Tenía muchas ganas de ir al estadio, la ocasión era propicia; apenas terminé mis clases decidí que iría al Monumental de Ate para ver al equipo de mis amores. Llame a mi hermano y le dije para ir juntos, aceptó el estaba por llegar a la casa, mientras el bus me llevaba por las calles de Miraflores me puse a pensar en que nunca habímos ido al estadio juntos para ver un partido entre nuestros equipos (sip, mi hermano es pavito, pero que se le hace, es mi brother y lo quiero igual). Llegué a la casa y en un santiamén me cambié y me puse mi camiseta crema.
Un taxi nos llevó por una ruta alterna y llegamos justo a tiempo, pagué 24 soles por las entradas de la tribuna Oriente y a la hora de ubicarnos tuvimos que pegarnos mucho a la derecha, la parte central estaba repleta, como tenía puesta la camiseta de la (U) no nos dejaron ir al lado izquierdo, aunque no hubiera sido muy conveniente considerando que la barra de Oriente de Cristal estaría por allí. A mi pobre hermano no le quedo otra que ubicarse conmigo rodeado de miles de hinchas cremas que saltaba y gritaban eufóricos arengando al equipo.
Sobre el partido no hay mucho que decir, solo que fué muy parejo y trabado, que la hinchada no dejó de alentar en ningún momento y que el gol del colombiano Mendoza a un minuto del final fué el justo premio para toda esa hinchada que acudió masivamente al estadio. El grito de gol fue ensordecedor, me abrazaron varios desconocidos y mi hermano se quedó sentado, no le quedaba otra, solo atiné a darle una palmadita. Apenas sonó el silbato indicando el final, partimos raudos rumbo a la salida.

Datos proporcionados:
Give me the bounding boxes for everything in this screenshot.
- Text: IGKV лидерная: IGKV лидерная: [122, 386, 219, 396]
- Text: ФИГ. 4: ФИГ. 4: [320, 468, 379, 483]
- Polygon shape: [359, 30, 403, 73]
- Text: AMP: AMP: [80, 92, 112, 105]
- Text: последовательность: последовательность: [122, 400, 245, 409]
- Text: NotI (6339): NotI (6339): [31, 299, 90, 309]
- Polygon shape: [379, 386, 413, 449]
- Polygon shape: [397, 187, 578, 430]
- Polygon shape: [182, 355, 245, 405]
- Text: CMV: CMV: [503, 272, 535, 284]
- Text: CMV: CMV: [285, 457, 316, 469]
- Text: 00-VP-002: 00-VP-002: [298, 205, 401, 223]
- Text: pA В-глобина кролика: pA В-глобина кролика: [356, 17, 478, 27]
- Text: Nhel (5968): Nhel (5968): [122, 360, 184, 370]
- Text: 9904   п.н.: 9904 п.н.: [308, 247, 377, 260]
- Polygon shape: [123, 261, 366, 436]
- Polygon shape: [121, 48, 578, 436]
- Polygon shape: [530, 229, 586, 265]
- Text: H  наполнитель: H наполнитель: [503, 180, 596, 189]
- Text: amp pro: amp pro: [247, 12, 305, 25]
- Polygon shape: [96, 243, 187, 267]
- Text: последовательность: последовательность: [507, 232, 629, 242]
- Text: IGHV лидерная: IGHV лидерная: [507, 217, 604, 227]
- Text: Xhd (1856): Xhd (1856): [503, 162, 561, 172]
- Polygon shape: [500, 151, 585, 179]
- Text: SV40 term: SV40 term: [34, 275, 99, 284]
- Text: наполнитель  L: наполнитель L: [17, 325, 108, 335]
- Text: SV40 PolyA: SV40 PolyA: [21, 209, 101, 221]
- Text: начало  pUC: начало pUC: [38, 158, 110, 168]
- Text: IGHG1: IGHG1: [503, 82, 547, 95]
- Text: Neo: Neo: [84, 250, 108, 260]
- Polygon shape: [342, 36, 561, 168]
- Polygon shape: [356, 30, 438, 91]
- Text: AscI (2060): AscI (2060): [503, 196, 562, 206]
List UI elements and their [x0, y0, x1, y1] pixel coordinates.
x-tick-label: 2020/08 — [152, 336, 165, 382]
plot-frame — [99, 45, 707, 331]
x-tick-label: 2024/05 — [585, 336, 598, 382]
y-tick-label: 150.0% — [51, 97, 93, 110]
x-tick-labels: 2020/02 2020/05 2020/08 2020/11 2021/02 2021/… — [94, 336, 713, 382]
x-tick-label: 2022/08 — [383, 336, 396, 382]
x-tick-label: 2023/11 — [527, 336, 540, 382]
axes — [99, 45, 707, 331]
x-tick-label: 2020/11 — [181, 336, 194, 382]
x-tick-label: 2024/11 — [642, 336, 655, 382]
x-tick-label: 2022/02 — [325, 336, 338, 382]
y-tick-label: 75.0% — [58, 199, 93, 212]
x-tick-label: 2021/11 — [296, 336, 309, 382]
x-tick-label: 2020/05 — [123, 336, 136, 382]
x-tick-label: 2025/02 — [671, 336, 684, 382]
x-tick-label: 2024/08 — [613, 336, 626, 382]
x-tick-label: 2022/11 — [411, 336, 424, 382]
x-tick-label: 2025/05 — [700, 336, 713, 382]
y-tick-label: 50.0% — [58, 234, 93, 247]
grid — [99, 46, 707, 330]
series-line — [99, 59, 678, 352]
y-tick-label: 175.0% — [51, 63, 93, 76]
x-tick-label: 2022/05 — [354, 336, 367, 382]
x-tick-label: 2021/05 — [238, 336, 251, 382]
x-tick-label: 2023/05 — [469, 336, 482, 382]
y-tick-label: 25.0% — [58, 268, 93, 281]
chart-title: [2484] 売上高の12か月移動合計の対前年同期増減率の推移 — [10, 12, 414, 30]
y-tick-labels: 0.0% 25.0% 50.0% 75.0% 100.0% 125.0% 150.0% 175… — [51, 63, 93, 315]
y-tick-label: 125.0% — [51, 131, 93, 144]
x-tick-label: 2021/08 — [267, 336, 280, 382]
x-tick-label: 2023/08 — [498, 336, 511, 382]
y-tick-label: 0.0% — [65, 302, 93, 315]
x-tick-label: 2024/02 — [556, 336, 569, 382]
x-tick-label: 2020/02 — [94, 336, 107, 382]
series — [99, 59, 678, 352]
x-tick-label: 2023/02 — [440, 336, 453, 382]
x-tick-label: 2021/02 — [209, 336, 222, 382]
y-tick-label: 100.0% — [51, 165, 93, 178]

Comprueba tu comprensión:
A: Resume en forma de lista el párrafo del texto sobre el partido que empieza con "Un taxi nos llevó", sin omitir sus hechos principales.
B: Traduce al inglés esta oración del texto sobre el partido: "El grito de gol fue ensordecedor, me abrazaron varios desconocidos y mi hermano se quedó sentado, no le quedaba otra, solo atiné a darle una palmadita."
C: Transcribe el fragmento del texto sobre el partido comprendido entre "Tenía muchas ganas" y "mi camiseta crema.", ambos incluidos.

Respuestas:
A:
- Un taxi los llevó por una ruta alterna y llegaron justo a tiempo.
- Las entradas para la tribuna Oriente costaron 24 soles.
- La parte central estaba repleta, así que tuvieron que ubicarse muy a la derecha.
- Por llevar la camiseta de la (U), no los dejaron ir al lado izquierdo, donde además estaría la barra de Oriente de Cristal.
- El hermano tuvo que quedarse allí, rodeado de miles de hinchas cremas que saltaban, gritaban y arengaban al equipo.

B: The goal cheer was deafening; several strangers hugged me and my brother stayed seated, since he had no other choice, and all I managed to do was give him a little pat.

C:
Tenía muchas ganas de ir al estadio, la ocasión era propicia; apenas terminé mis clases decidí que iría al Monumental de Ate para ver al equipo de mis amores. Llame a mi hermano y le dije para ir juntos, aceptó el estaba por llegar a la casa, mientras el bus me llevaba por las calles de Miraflores me puse a pensar en que nunca habímos ido al estadio juntos para ver un partido entre nuestros equipos (sip, mi hermano es pavito, pero que se le hace, es mi brother y lo quiero igual). Llegué a la casa y en un santiamén me cambié y me puse mi camiseta crema.